• [GIVEN TASK]:
Filter the data for lines with the word "icon", then copy every line so identified.

• [ENTRIES PROVIDED]:
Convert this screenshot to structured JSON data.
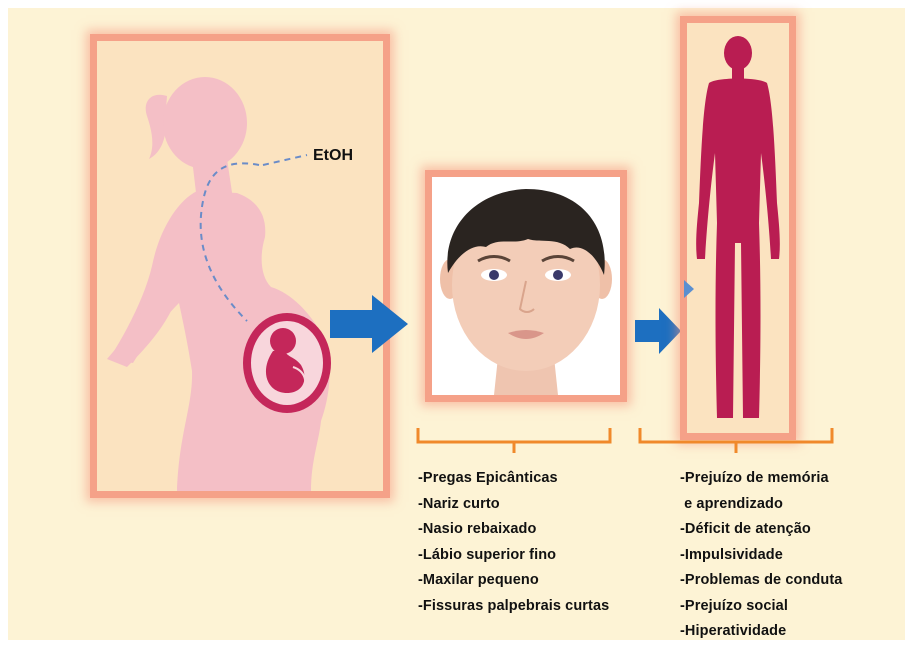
{
  "mother_panel": {
    "label": "EtOH",
    "colors": {
      "silhouette": "#f4bfc6",
      "fetus": "#c4275a",
      "dashed_line": "#6a8cc8",
      "frame": "#f5a188"
    }
  },
  "child_panel": {
    "colors": {
      "hair": "#2a2420",
      "skin": "#f3cdb8",
      "frame": "#f5a188"
    }
  },
  "adult_panel": {
    "colors": {
      "silhouette": "#b91d52",
      "frame": "#f5a188"
    }
  },
  "arrows": {
    "color": "#1d6fc0"
  },
  "brackets": {
    "color": "#f0892b"
  },
  "facial_features": [
    "-Pregas Epicânticas",
    "-Nariz curto",
    "-Nasio rebaixado",
    "-Lábio superior fino",
    "-Maxilar pequeno",
    "-Fissuras palpebrais curtas"
  ],
  "neuro_effects": [
    "-Prejuízo de memória",
    " e aprendizado",
    "-Déficit de atenção",
    "-Impulsividade",
    "-Problemas de conduta",
    "-Prejuízo social",
    "-Hiperatividade"
  ]
}
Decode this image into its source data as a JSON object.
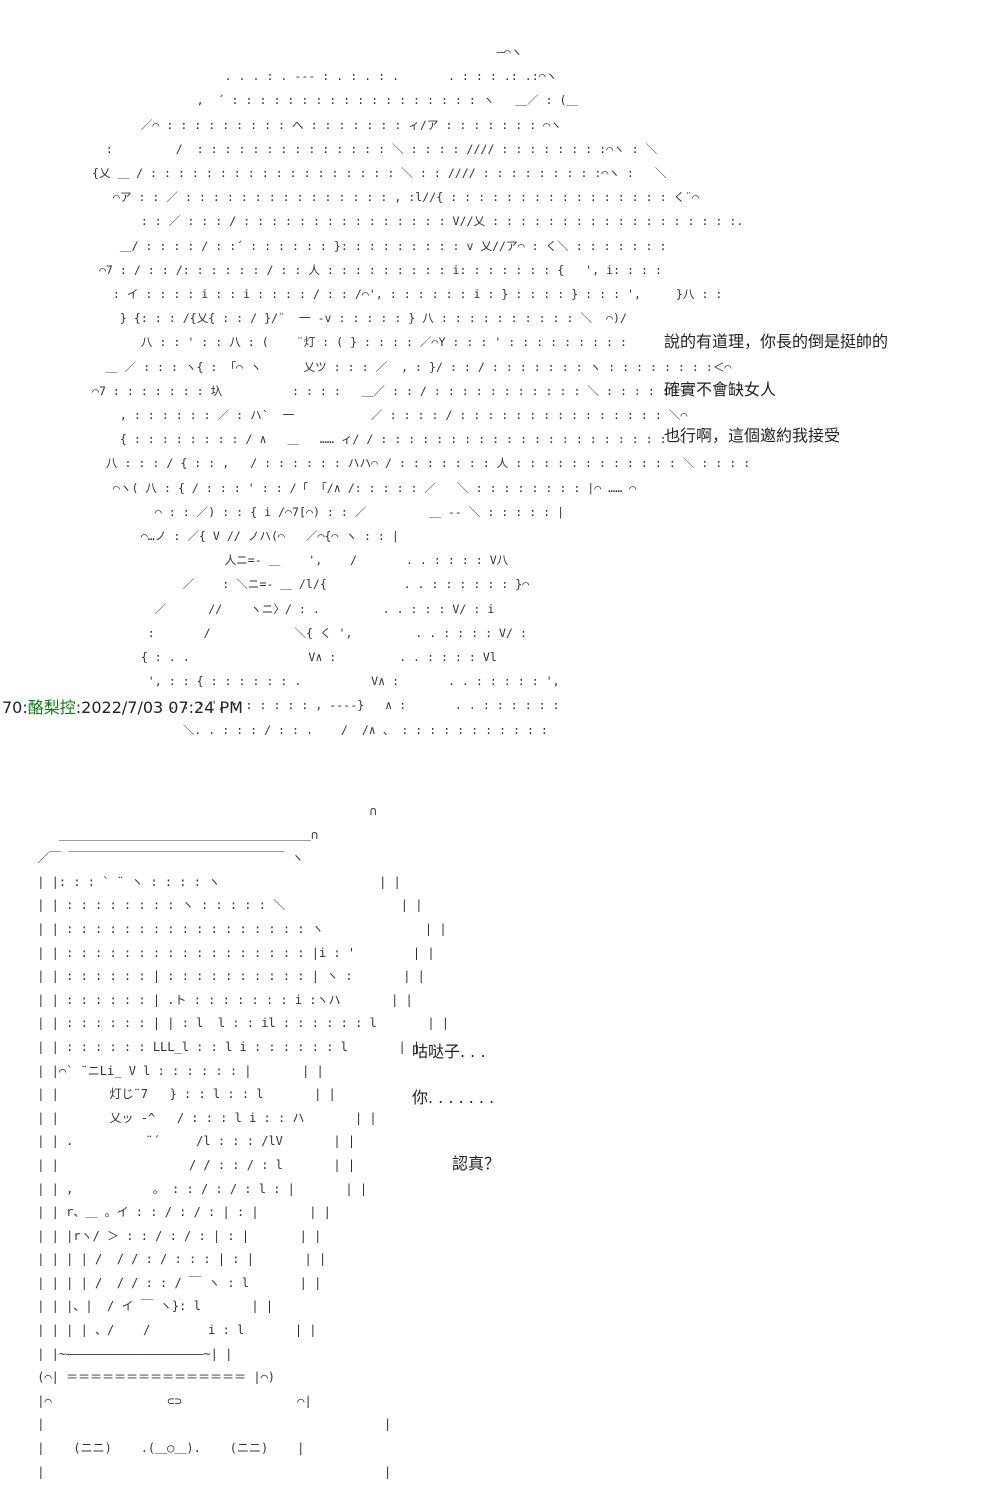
{
  "top_section": {
    "ascii_art_lines": [
      "                                                            ―⌒ヽ",
      "                     . . . : . ‐‐‐ : . : . : .       . : : : .: .:⌒ヽ",
      "                 ,  ´ : : : : : : : : : : : : : : : : : : ヽ   ＿／ : (＿",
      "         ／⌒ : : : : : : : : : へ : : : : : : : ィ/ア : : : : : : : ⌒ヽ",
      "    :         /  : : : : : : : : : : : : : : ＼ : : : : //// : : : : : : : :⌒ヽ : ＼",
      "  {乂 ＿ / : : : : : : : : : : : : : : : : : : ＼ : : //// : : : : : : : : :⌒ヽ :   ＼",
      "     ⌒ア : : ／ : : : : : : : : : : : : : : : , :l//{ : : : : : : : : : : : : : : : : く¨⌒",
      "         : : ／ : : : / : : : : : : : : : : : : : : : V//乂 : : : : : : : : : : : : : : : : : :.",
      "      ＿/ : : : : / : :´ : : : : : : }: : : : : : : : : v 乂//ア⌒ : く＼ : : : : : : :",
      "   ⌒7 : / : : /: : : : : : / : : 人 : : : : : : : : : i: : : : : : : {   ', i: : : :",
      "     : イ : : : : i : : i : : : : / : : /⌒', : : : : : : i : } : : : : } : : : ',     }八 : :",
      "      } {: : : /{乂{ : : / }/¨  一 ‐v : : : : : } 八 : : : : : : : : : : ＼  ⌒)/",
      "         八 : : ' : : 八 : (    ¨灯 : ( } : : : : ／⌒Y : : : ' : : : : : : : : :",
      "    ＿ ／ : : : ヽ{ : 「⌒ ヽ      乂ツ : : : ／  , : }/ : : / : : : : : : : ヽ : : : : : : : :＜⌒",
      "  ⌒7 : : : : : : : 圦          : : : :   ＿／ : : / : : : : : : : : : : : ＼ : : : : : ⌒",
      "      , : : : : : : ／ : ハ`  一           ／ : : : : / : : : : : : : : : : : : : : : ＼⌒",
      "      { : : : : : : : : / ∧   ＿   …… ィ/ / : : : : : : : : : : : : : : : : : : : : : ＼",
      "    八 : : : / { : : ,   / : : : : : : ハハ⌒ / : : : : : : : 人 : : : : : : : : : : : : ＼ : : : : ",
      "     ⌒ヽ( 八 : { / : : : ' : : /「 「/∧ /: : : : : ／   ＼ : : : : : : : : |⌒ …… ⌒",
      "           ⌒ : : ／) : : { i /⌒7[⌒) : : ／         ＿ ‐‐ ＼ : : : : : |",
      "         ⌒…ノ : ／{ V // ノハ(⌒   ／⌒{⌒ ヽ : : |",
      "                     人ニ=‐ ＿    ',    /       . . : : : : V八",
      "               ／    : ＼ニ=‐ ＿ /l/{           . . : : : : : : }⌒",
      "           ／      //    ヽニ〉/ : .         . . : : : V/ : i",
      "          :       /            ＼{ く ',         . . : : : : V/ :",
      "         { : . .                 V∧ :         . . : : : : Vl",
      "          ', : : { : : : : : : .          V∧ :       . . : : : : : ',",
      "             . : : ', : : : : : : , ‐‐‐‐}   ∧ :       . . : : : : : : ",
      "               ＼. . : : : / : : .    /  /∧ 、 : : : : : : : : : : :"
    ],
    "dialogue": [
      "說的有道理，你長的倒是挺帥的",
      "確實不會缺女人",
      "也行啊，這個邀約我接受"
    ]
  },
  "post": {
    "number": "70",
    "separator": ":",
    "author": "酪梨控",
    "timestamp": ":2022/7/03 07:24 PM"
  },
  "bottom_section": {
    "ascii_art_lines": [
      "                                               ∩",
      "    ＿＿＿＿＿＿＿＿＿＿＿＿＿＿＿＿＿＿＿＿＿∩",
      " ／￣ ￣￣￣￣￣￣￣￣￣￣￣￣￣￣￣￣￣￣ ヽ",
      " | |: : : ` ¨ ヽ : : : : ヽ                      | |",
      " | | : : : : : : : : ヽ : : : : : ＼                | |",
      " | | : : : : : : : : : : : : : : : : : ヽ              | |",
      " | | : : : : : : : : : : : : : : : : : |i : '        | |",
      " | | : : : : : : | : : : : : : : : : : | ヽ :       | |",
      " | | : : : : : : | .ト : : : : : : : i :ヽハ       | |",
      " | | : : : : : : | | : l  l : : il : : : : : : l       | |",
      " | | : : : : : : LLL_l : : l i : : : : : : l       | |",
      " | |⌒` ¨ニLi_ V l : : : : : : |       | |",
      " | |       灯じ¨7   } : : l : : l       | |",
      " | |       乂ッ ‐^   / : : : l i : : ハ       | |",
      " | | .          ¨´     /l : : : /lV       | |",
      " | |                  / / : : / : l       | |",
      " | | ,           。 : : / : / : l : |       | |",
      " | | r、＿ 。イ : : / : / : | : |       | |",
      " | | |rヽ/ ＞ : : / : / : | : |       | |",
      " | | | | /  / / : / : : : | : |       | |",
      " | | | | /  / / : : / ￣ ヽ : l       | |",
      " | | |、|  / イ ￣ ヽ}: l       | |",
      " | | | | 、/    /        i : l       | |",
      " | |~―――――――――――――――――――~| |",
      " (⌒| ＝＝＝＝＝＝＝＝＝＝＝＝＝＝＝ |⌒)",
      " |⌒                ⊂⊃                ⌒|",
      " |                                               |",
      " |    (ニニ)    .(＿○＿).    (ニニ)    |",
      " |                                               |"
    ],
    "dialogue": [
      "咕哒子. . .",
      "你. . . . . . .",
      "認真？"
    ]
  }
}
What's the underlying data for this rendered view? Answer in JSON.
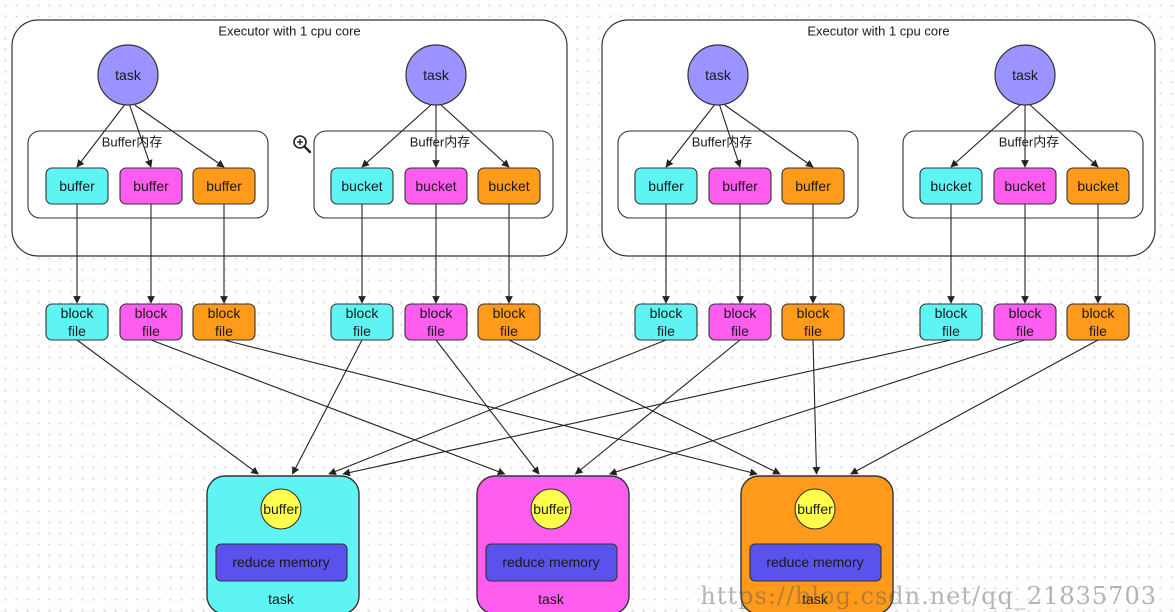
{
  "colors": {
    "cyan": "#5ff4f4",
    "magenta": "#ff5cf0",
    "orange": "#ff9a1a",
    "task_purple": "#9b93ff",
    "reduce_memory_blue": "#5b52ee",
    "buffer_yellow": "#ffff4d",
    "line": "#222222"
  },
  "executors": [
    {
      "title": "Executor with 1 cpu core",
      "groups": [
        {
          "task": "task",
          "memory_label": "Buffer内存",
          "items": [
            "buffer",
            "buffer",
            "buffer"
          ]
        },
        {
          "task": "task",
          "memory_label": "Buffer内存",
          "items": [
            "bucket",
            "bucket",
            "bucket"
          ]
        }
      ]
    },
    {
      "title": "Executor with 1 cpu core",
      "groups": [
        {
          "task": "task",
          "memory_label": "Buffer内存",
          "items": [
            "buffer",
            "buffer",
            "buffer"
          ]
        },
        {
          "task": "task",
          "memory_label": "Buffer内存",
          "items": [
            "bucket",
            "bucket",
            "bucket"
          ]
        }
      ]
    }
  ],
  "block_file": {
    "line1": "block",
    "line2": "file"
  },
  "reduce_tasks": [
    {
      "buffer": "buffer",
      "memory": "reduce memory",
      "label": "task"
    },
    {
      "buffer": "buffer",
      "memory": "reduce memory",
      "label": "task"
    },
    {
      "buffer": "buffer",
      "memory": "reduce memory",
      "label": "task"
    }
  ],
  "zoom_icon": "zoom-in-icon",
  "watermark": "https://blog.csdn.net/qq_21835703"
}
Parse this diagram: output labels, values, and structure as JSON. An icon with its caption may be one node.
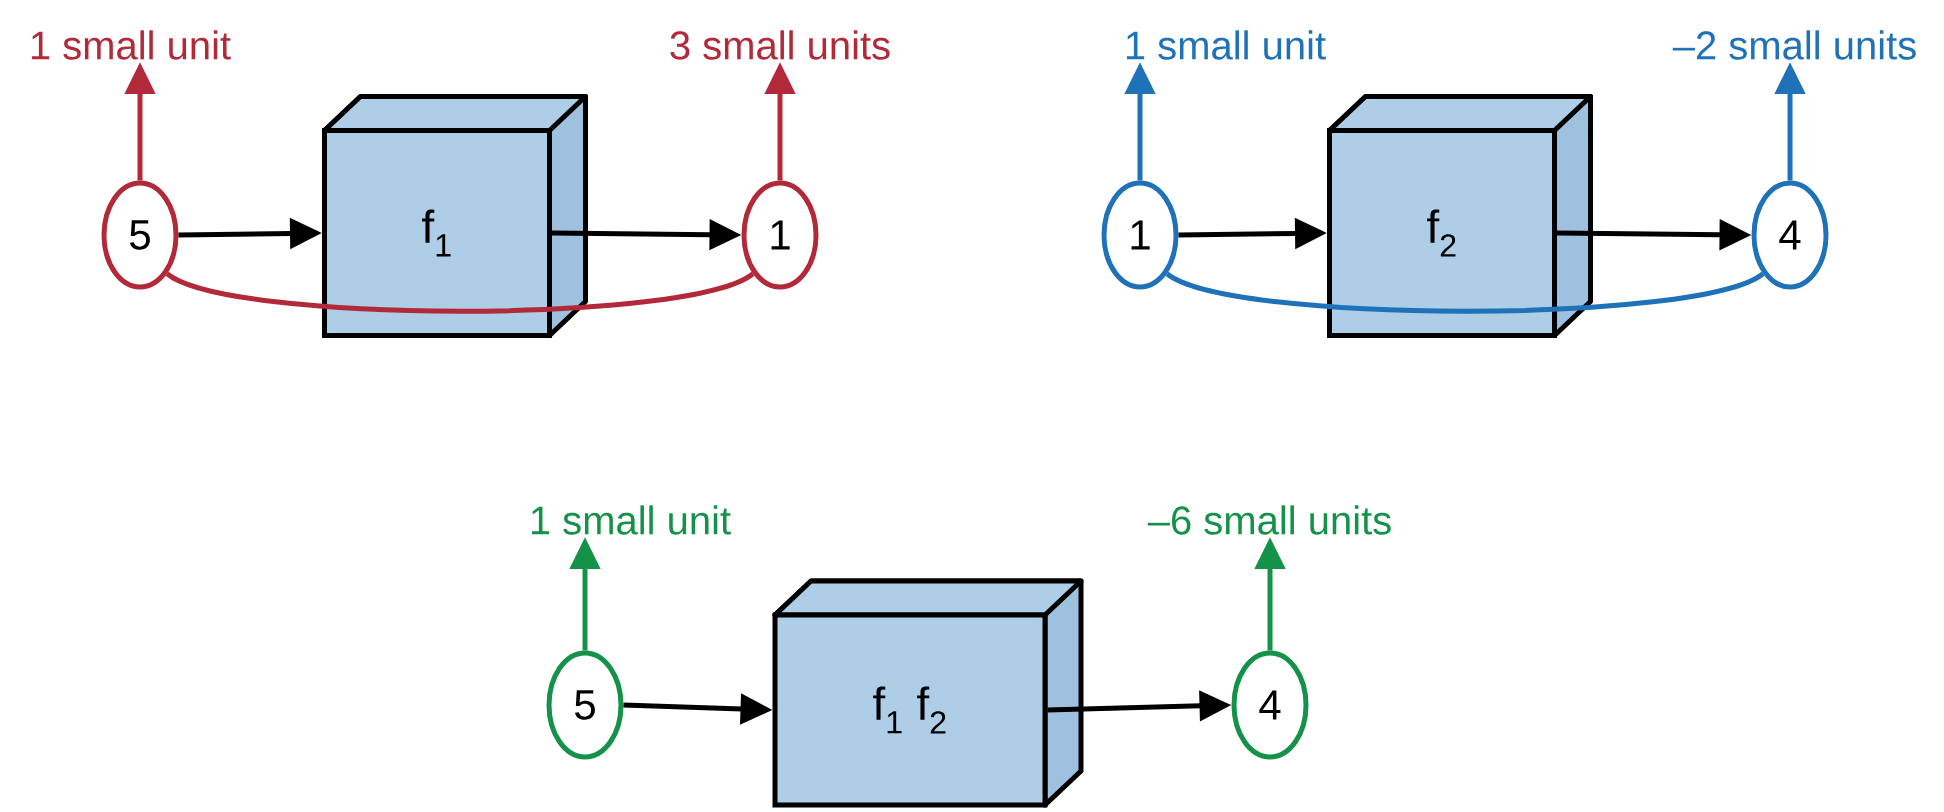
{
  "diagram": {
    "nodes": [
      {
        "text": [
          "1 small unit"
        ]
      },
      {
        "text": [
          "3 small units"
        ]
      },
      {
        "text": [
          "5"
        ]
      },
      {
        "text": [
          "f$_{1}$"
        ]
      },
      {
        "text": [
          "1"
        ]
      },
      {
        "text": [
          "1 small unit"
        ]
      },
      {
        "text": [
          "–2 small units"
        ]
      },
      {
        "text": [
          "1"
        ]
      },
      {
        "text": [
          "f$_{2}$"
        ]
      },
      {
        "text": [
          "4"
        ]
      },
      {
        "text": [
          "1 small unit"
        ]
      },
      {
        "text": [
          "–6 small units"
        ]
      },
      {
        "text": [
          "5"
        ]
      },
      {
        "text": [
          "f$_{1}$ f$_{2}$"
        ]
      },
      {
        "text": [
          "4"
        ]
      }
    ],
    "edges": [
      {
        "from": 2,
        "to": 3,
        "arrow": "to"
      },
      {
        "from": 3,
        "to": 4,
        "arrow": "to"
      },
      {
        "from": 2,
        "to": 0,
        "arrow": "to",
        "color": "#b22a3a"
      },
      {
        "from": 4,
        "to": 1,
        "arrow": "to",
        "color": "#b22a3a"
      },
      {
        "from": 2,
        "to": 4,
        "arrow": "none",
        "color": "#b22a3a"
      },
      {
        "from": 7,
        "to": 8,
        "arrow": "to"
      },
      {
        "from": 8,
        "to": 9,
        "arrow": "to"
      },
      {
        "from": 7,
        "to": 5,
        "arrow": "to",
        "color": "#1f72b8"
      },
      {
        "from": 9,
        "to": 6,
        "arrow": "to",
        "color": "#1f72b8"
      },
      {
        "from": 7,
        "to": 9,
        "arrow": "none",
        "color": "#1f72b8"
      },
      {
        "from": 12,
        "to": 13,
        "arrow": "to"
      },
      {
        "from": 13,
        "to": 14,
        "arrow": "to"
      },
      {
        "from": 12,
        "to": 10,
        "arrow": "to",
        "color": "#15924a"
      },
      {
        "from": 14,
        "to": 11,
        "arrow": "to",
        "color": "#15924a"
      }
    ]
  }
}
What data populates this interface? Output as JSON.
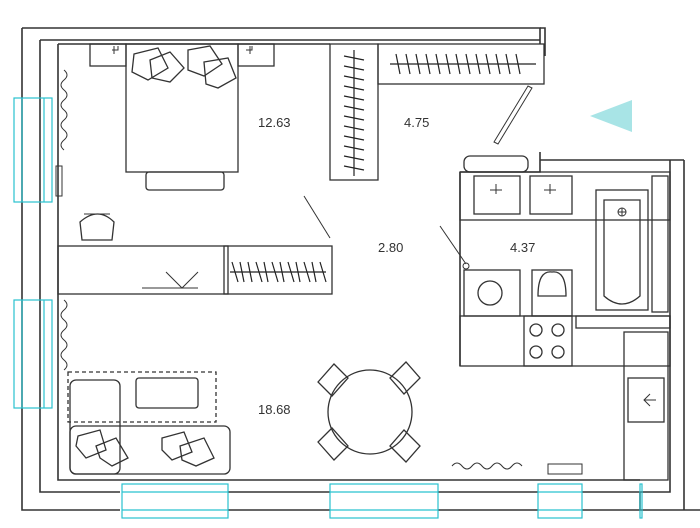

• [RESULT OF THE EXERCISE]:
  "zoom_icon": "zoom-in-icon",
Parse this diagram: output labels, values, and structure as JSON. An icon with its caption may be one node.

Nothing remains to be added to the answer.